***** SOURCE RECORDS *****

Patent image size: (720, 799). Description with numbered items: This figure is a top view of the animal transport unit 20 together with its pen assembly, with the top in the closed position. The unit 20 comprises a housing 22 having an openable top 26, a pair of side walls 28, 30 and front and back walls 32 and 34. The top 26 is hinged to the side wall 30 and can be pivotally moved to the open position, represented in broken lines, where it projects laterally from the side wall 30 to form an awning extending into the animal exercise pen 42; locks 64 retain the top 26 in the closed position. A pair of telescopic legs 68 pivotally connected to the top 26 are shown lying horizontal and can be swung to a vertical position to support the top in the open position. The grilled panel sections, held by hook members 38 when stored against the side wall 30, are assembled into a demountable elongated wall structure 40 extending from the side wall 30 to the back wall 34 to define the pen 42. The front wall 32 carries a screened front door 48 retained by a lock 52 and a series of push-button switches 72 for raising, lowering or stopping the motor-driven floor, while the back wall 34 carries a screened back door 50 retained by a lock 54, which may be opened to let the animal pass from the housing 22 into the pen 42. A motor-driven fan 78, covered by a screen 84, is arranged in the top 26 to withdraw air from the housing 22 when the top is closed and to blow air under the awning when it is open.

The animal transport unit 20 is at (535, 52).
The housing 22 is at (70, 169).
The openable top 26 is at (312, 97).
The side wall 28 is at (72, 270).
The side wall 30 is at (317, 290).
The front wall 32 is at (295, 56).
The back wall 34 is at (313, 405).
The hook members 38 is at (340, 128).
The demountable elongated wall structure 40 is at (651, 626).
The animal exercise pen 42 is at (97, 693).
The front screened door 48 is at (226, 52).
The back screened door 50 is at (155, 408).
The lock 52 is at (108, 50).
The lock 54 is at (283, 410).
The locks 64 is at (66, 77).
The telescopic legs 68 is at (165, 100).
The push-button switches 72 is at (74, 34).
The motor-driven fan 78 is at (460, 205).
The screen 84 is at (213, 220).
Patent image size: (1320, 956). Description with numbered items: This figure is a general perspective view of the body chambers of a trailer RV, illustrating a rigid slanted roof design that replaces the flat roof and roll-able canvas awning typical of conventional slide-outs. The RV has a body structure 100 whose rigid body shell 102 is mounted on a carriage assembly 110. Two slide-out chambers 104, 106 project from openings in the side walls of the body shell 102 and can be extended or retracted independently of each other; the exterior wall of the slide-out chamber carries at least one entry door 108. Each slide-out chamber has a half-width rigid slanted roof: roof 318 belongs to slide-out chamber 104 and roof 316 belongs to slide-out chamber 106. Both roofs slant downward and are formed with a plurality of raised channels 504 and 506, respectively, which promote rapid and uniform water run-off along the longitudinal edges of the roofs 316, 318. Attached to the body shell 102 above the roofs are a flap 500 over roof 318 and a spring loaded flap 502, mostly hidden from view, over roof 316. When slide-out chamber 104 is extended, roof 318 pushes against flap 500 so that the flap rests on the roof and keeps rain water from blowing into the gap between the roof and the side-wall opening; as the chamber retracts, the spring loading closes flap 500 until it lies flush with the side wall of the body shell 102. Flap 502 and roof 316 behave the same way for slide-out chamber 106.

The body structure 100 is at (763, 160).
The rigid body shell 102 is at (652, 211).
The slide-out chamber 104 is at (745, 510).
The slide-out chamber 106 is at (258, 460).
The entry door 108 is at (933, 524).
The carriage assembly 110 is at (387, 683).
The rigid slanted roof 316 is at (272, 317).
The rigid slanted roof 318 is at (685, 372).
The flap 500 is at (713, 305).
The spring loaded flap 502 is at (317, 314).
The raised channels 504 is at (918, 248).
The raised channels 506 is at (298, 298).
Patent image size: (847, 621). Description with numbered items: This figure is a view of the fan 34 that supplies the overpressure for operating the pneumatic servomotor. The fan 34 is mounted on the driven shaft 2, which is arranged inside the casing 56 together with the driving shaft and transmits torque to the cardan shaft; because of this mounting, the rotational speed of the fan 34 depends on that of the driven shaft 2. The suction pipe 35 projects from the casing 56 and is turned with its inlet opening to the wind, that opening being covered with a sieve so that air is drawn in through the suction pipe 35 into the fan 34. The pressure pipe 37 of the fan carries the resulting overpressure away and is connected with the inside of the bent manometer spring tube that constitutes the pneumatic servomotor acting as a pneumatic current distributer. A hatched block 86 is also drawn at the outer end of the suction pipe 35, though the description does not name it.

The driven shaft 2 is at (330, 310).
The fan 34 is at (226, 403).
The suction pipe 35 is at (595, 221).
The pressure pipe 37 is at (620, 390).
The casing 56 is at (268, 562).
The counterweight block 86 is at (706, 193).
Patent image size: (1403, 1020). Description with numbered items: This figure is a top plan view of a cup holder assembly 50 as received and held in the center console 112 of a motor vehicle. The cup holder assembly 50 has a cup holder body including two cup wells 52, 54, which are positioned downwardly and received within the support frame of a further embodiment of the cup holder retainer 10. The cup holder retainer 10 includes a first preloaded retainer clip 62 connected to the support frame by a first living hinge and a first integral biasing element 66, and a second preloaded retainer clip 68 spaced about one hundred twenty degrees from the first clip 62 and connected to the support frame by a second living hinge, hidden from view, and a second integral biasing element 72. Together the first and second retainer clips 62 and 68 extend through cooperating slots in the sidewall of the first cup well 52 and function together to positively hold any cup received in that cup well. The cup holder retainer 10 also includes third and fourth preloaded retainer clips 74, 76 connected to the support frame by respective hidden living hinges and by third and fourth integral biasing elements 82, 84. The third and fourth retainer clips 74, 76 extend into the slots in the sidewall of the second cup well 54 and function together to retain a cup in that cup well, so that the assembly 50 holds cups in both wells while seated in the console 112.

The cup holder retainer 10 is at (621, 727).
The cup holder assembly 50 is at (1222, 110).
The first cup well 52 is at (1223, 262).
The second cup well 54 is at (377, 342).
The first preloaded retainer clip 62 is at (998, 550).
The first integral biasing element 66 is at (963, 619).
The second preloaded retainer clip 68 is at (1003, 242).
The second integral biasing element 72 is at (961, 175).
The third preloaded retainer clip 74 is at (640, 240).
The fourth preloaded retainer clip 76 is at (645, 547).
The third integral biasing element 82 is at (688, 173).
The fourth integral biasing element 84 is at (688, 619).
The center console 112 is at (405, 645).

*****

PROBLEM DESCRIPTION: Copy out every one of the records above word for word, with no changes.

PROBLEM SOLUTION:
Patent image size: (720, 799). Description with numbered items: This figure is a top view of the animal transport unit 20 together with its pen assembly, with the top in the closed position. The unit 20 comprises a housing 22 having an openable top 26, a pair of side walls 28, 30 and front and back walls 32 and 34. The top 26 is hinged to the side wall 30 and can be pivotally moved to the open position, represented in broken lines, where it projects laterally from the side wall 30 to form an awning extending into the animal exercise pen 42; locks 64 retain the top 26 in the closed position. A pair of telescopic legs 68 pivotally connected to the top 26 are shown lying horizontal and can be swung to a vertical position to support the top in the open position. The grilled panel sections, held by hook members 38 when stored against the side wall 30, are assembled into a demountable elongated wall structure 40 extending from the side wall 30 to the back wall 34 to define the pen 42. The front wall 32 carries a screened front door 48 retained by a lock 52 and a series of push-button switches 72 for raising, lowering or stopping the motor-driven floor, while the back wall 34 carries a screened back door 50 retained by a lock 54, which may be opened to let the animal pass from the housing 22 into the pen 42. A motor-driven fan 78, covered by a screen 84, is arranged in the top 26 to withdraw air from the housing 22 when the top is closed and to blow air under the awning when it is open.

The animal transport unit 20 is at (535, 52).
The housing 22 is at (70, 169).
The openable top 26 is at (312, 97).
The side wall 28 is at (72, 270).
The side wall 30 is at (317, 290).
The front wall 32 is at (295, 56).
The back wall 34 is at (313, 405).
The hook members 38 is at (340, 128).
The demountable elongated wall structure 40 is at (651, 626).
The animal exercise pen 42 is at (97, 693).
The front screened door 48 is at (226, 52).
The back screened door 50 is at (155, 408).
The lock 52 is at (108, 50).
The lock 54 is at (283, 410).
The locks 64 is at (66, 77).
The telescopic legs 68 is at (165, 100).
The push-button switches 72 is at (74, 34).
The motor-driven fan 78 is at (460, 205).
The screen 84 is at (213, 220).
Patent image size: (1320, 956). Description with numbered items: This figure is a general perspective view of the body chambers of a trailer RV, illustrating a rigid slanted roof design that replaces the flat roof and roll-able canvas awning typical of conventional slide-outs. The RV has a body structure 100 whose rigid body shell 102 is mounted on a carriage assembly 110. Two slide-out chambers 104, 106 project from openings in the side walls of the body shell 102 and can be extended or retracted independently of each other; the exterior wall of the slide-out chamber carries at least one entry door 108. Each slide-out chamber has a half-width rigid slanted roof: roof 318 belongs to slide-out chamber 104 and roof 316 belongs to slide-out chamber 106. Both roofs slant downward and are formed with a plurality of raised channels 504 and 506, respectively, which promote rapid and uniform water run-off along the longitudinal edges of the roofs 316, 318. Attached to the body shell 102 above the roofs are a flap 500 over roof 318 and a spring loaded flap 502, mostly hidden from view, over roof 316. When slide-out chamber 104 is extended, roof 318 pushes against flap 500 so that the flap rests on the roof and keeps rain water from blowing into the gap between the roof and the side-wall opening; as the chamber retracts, the spring loading closes flap 500 until it lies flush with the side wall of the body shell 102. Flap 502 and roof 316 behave the same way for slide-out chamber 106.

The body structure 100 is at (763, 160).
The rigid body shell 102 is at (652, 211).
The slide-out chamber 104 is at (745, 510).
The slide-out chamber 106 is at (258, 460).
The entry door 108 is at (933, 524).
The carriage assembly 110 is at (387, 683).
The rigid slanted roof 316 is at (272, 317).
The rigid slanted roof 318 is at (685, 372).
The flap 500 is at (713, 305).
The spring loaded flap 502 is at (317, 314).
The raised channels 504 is at (918, 248).
The raised channels 506 is at (298, 298).
Patent image size: (847, 621). Description with numbered items: This figure is a view of the fan 34 that supplies the overpressure for operating the pneumatic servomotor. The fan 34 is mounted on the driven shaft 2, which is arranged inside the casing 56 together with the driving shaft and transmits torque to the cardan shaft; because of this mounting, the rotational speed of the fan 34 depends on that of the driven shaft 2. The suction pipe 35 projects from the casing 56 and is turned with its inlet opening to the wind, that opening being covered with a sieve so that air is drawn in through the suction pipe 35 into the fan 34. The pressure pipe 37 of the fan carries the resulting overpressure away and is connected with the inside of the bent manometer spring tube that constitutes the pneumatic servomotor acting as a pneumatic current distributer. A hatched block 86 is also drawn at the outer end of the suction pipe 35, though the description does not name it.

The driven shaft 2 is at (330, 310).
The fan 34 is at (226, 403).
The suction pipe 35 is at (595, 221).
The pressure pipe 37 is at (620, 390).
The casing 56 is at (268, 562).
The counterweight block 86 is at (706, 193).
Patent image size: (1403, 1020). Description with numbered items: This figure is a top plan view of a cup holder assembly 50 as received and held in the center console 112 of a motor vehicle. The cup holder assembly 50 has a cup holder body including two cup wells 52, 54, which are positioned downwardly and received within the support frame of a further embodiment of the cup holder retainer 10. The cup holder retainer 10 includes a first preloaded retainer clip 62 connected to the support frame by a first living hinge and a first integral biasing element 66, and a second preloaded retainer clip 68 spaced about one hundred twenty degrees from the first clip 62 and connected to the support frame by a second living hinge, hidden from view, and a second integral biasing element 72. Together the first and second retainer clips 62 and 68 extend through cooperating slots in the sidewall of the first cup well 52 and function together to positively hold any cup received in that cup well. The cup holder retainer 10 also includes third and fourth preloaded retainer clips 74, 76 connected to the support frame by respective hidden living hinges and by third and fourth integral biasing elements 82, 84. The third and fourth retainer clips 74, 76 extend into the slots in the sidewall of the second cup well 54 and function together to retain a cup in that cup well, so that the assembly 50 holds cups in both wells while seated in the console 112.

The cup holder retainer 10 is at (621, 727).
The cup holder assembly 50 is at (1222, 110).
The first cup well 52 is at (1223, 262).
The second cup well 54 is at (377, 342).
The first preloaded retainer clip 62 is at (998, 550).
The first integral biasing element 66 is at (963, 619).
The second preloaded retainer clip 68 is at (1003, 242).
The second integral biasing element 72 is at (961, 175).
The third preloaded retainer clip 74 is at (640, 240).
The fourth preloaded retainer clip 76 is at (645, 547).
The third integral biasing element 82 is at (688, 173).
The fourth integral biasing element 84 is at (688, 619).
The center console 112 is at (405, 645).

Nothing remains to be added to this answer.